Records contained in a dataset

····················

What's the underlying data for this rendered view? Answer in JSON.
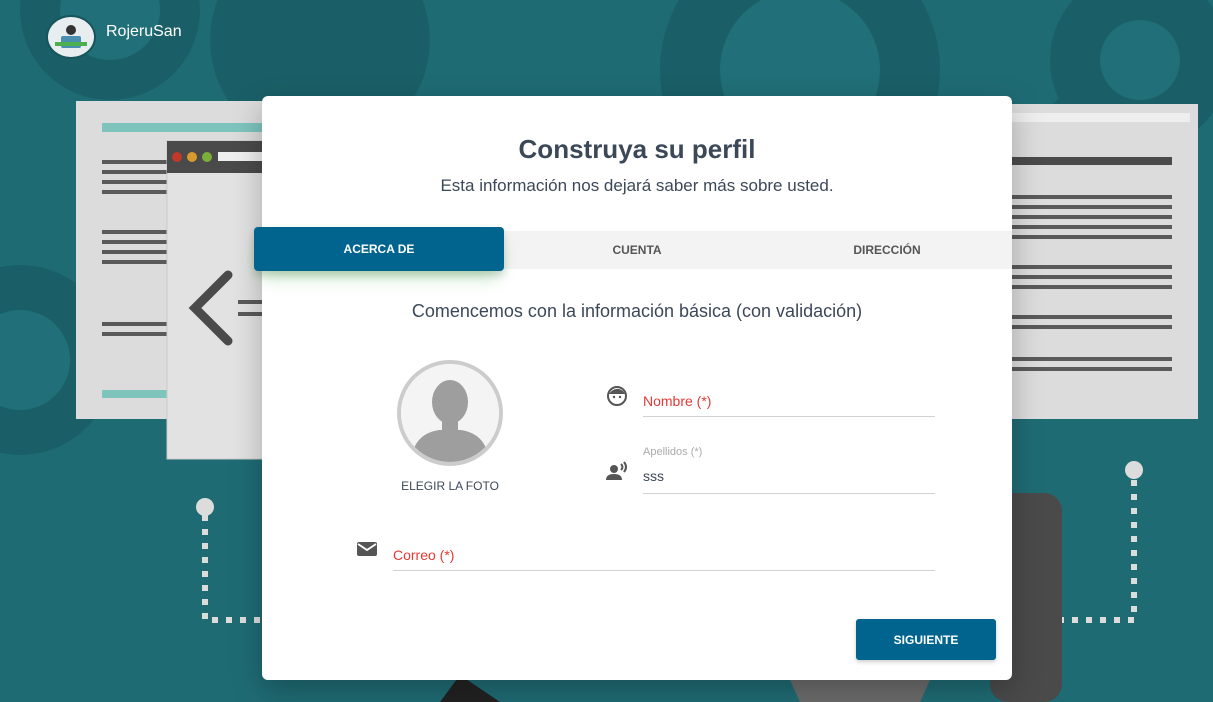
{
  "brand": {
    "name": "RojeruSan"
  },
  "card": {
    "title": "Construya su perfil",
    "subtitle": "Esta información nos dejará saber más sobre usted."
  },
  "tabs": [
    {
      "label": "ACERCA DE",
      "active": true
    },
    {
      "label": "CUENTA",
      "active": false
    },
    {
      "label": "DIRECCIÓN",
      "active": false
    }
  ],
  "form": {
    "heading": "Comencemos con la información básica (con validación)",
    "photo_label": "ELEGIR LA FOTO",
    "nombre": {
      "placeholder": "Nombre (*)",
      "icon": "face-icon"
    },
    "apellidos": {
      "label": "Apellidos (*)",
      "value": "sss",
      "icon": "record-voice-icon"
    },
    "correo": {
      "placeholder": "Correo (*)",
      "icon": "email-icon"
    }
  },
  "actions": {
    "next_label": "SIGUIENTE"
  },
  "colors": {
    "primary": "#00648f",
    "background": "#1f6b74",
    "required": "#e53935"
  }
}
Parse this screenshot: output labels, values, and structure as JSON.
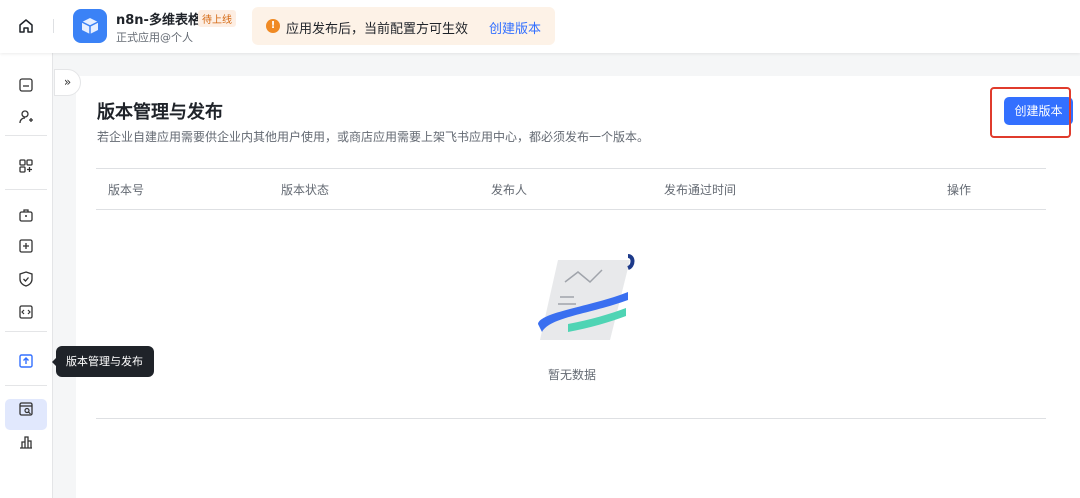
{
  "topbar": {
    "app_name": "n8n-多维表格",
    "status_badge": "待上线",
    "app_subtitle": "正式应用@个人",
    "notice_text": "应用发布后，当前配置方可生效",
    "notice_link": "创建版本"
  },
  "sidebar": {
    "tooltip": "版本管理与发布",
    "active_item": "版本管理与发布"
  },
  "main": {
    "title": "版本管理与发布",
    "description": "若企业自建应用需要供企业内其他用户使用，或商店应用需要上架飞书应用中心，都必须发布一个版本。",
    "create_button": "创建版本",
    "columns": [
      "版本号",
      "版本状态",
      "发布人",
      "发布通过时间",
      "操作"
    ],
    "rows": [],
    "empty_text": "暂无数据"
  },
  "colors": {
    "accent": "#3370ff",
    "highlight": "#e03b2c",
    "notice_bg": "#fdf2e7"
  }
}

····················

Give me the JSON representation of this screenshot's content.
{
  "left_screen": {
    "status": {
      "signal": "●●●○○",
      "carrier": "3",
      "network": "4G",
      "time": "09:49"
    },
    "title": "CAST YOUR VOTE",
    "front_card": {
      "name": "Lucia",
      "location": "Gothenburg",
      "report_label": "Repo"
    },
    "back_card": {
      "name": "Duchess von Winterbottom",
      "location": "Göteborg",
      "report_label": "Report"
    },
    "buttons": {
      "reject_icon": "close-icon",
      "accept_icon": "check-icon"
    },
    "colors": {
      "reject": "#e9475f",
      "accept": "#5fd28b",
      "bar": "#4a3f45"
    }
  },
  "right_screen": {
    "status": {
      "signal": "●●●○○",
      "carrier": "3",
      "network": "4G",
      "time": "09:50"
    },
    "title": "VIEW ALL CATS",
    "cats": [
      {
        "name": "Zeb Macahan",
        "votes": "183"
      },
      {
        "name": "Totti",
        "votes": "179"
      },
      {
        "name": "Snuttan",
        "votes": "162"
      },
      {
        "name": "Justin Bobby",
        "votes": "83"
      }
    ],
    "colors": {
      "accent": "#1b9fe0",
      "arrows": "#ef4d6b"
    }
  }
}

····················

▶ Work to complete
Track down every line of the material containing the string "información", and copy it.

▶ Full answer
    "subtitle": "Esta información nos dejará saber más sobre usted."
    "heading": "Comencemos con la información básica (con validación)",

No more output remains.